(Saved entries)
[Start]
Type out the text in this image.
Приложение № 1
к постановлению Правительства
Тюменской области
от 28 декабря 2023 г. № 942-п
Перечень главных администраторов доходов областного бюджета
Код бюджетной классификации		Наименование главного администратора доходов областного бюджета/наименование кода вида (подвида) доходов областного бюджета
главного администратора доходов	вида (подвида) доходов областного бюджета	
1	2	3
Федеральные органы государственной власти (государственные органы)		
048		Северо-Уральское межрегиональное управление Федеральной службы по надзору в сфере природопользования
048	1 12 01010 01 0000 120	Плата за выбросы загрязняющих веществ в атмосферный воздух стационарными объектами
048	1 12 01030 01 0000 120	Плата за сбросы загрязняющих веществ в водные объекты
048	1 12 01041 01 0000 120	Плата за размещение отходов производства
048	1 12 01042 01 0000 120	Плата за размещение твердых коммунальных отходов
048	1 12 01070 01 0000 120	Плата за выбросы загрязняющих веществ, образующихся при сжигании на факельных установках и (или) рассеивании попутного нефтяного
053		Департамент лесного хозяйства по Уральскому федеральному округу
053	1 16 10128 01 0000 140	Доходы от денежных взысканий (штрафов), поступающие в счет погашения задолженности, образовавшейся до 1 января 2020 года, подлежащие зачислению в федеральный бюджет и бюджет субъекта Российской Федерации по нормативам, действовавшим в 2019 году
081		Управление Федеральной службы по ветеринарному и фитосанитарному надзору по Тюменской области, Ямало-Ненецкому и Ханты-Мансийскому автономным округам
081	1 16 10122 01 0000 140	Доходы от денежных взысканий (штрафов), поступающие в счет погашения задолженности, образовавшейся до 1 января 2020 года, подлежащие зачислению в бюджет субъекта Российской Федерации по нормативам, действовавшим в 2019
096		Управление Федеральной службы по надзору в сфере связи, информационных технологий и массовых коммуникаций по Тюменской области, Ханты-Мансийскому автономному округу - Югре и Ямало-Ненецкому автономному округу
[End]
**Given request:**
Reproduce all the records precisely.

**Result for this task:**
Type out the text in this image.
Приложение № 1
к постановлению Правительства
Тюменской области
от 28 декабря 2023 г. № 942-п
Перечень главных администраторов доходов областного бюджета
Код бюджетной классификации		Наименование главного администратора доходов областного бюджета/наименование кода вида (подвида) доходов областного бюджета
главного администратора доходов	вида (подвида) доходов областного бюджета	
1	2	3
Федеральные органы государственной власти (государственные органы)		
048		Северо-Уральское межрегиональное управление Федеральной службы по надзору в сфере природопользования
048	1 12 01010 01 0000 120	Плата за выбросы загрязняющих веществ в атмосферный воздух стационарными объектами
048	1 12 01030 01 0000 120	Плата за сбросы загрязняющих веществ в водные объекты
048	1 12 01041 01 0000 120	Плата за размещение отходов производства
048	1 12 01042 01 0000 120	Плата за размещение твердых коммунальных отходов
048	1 12 01070 01 0000 120	Плата за выбросы загрязняющих веществ, образующихся при сжигании на факельных установках и (или) рассеивании попутного нефтяного
053		Департамент лесного хозяйства по Уральскому федеральному округу
053	1 16 10128 01 0000 140	Доходы от денежных взысканий (штрафов), поступающие в счет погашения задолженности, образовавшейся до 1 января 2020 года, подлежащие зачислению в федеральный бюджет и бюджет субъекта Российской Федерации по нормативам, действовавшим в 2019 году
081		Управление Федеральной службы по ветеринарному и фитосанитарному надзору по Тюменской области, Ямало-Ненецкому и Ханты-Мансийскому автономным округам
081	1 16 10122 01 0000 140	Доходы от денежных взысканий (штрафов), поступающие в счет погашения задолженности, образовавшейся до 1 января 2020 года, подлежащие зачислению в бюджет субъекта Российской Федерации по нормативам, действовавшим в 2019
096		Управление Федеральной службы по надзору в сфере связи, информационных технологий и массовых коммуникаций по Тюменской области, Ханты-Мансийскому автономному округу - Югре и Ямало-Ненецкому автономному округу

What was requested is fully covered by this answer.